Collected data:
# # # # # # #

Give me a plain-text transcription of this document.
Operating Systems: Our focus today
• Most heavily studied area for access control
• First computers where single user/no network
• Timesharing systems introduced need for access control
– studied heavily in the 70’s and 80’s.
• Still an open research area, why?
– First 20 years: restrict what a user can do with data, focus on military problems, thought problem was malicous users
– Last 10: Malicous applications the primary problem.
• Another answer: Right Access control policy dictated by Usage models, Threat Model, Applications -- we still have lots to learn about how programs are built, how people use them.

# # # # # # #

Select all lines in the listing above where the word "control" appears, and show them.

• Most heavily studied area for access control
• Timesharing systems introduced need for access control
• Another answer: Right Access control policy dictated by Usage models, Threat Model, Applications -- we still have lots to learn about how programs are built, how people use them.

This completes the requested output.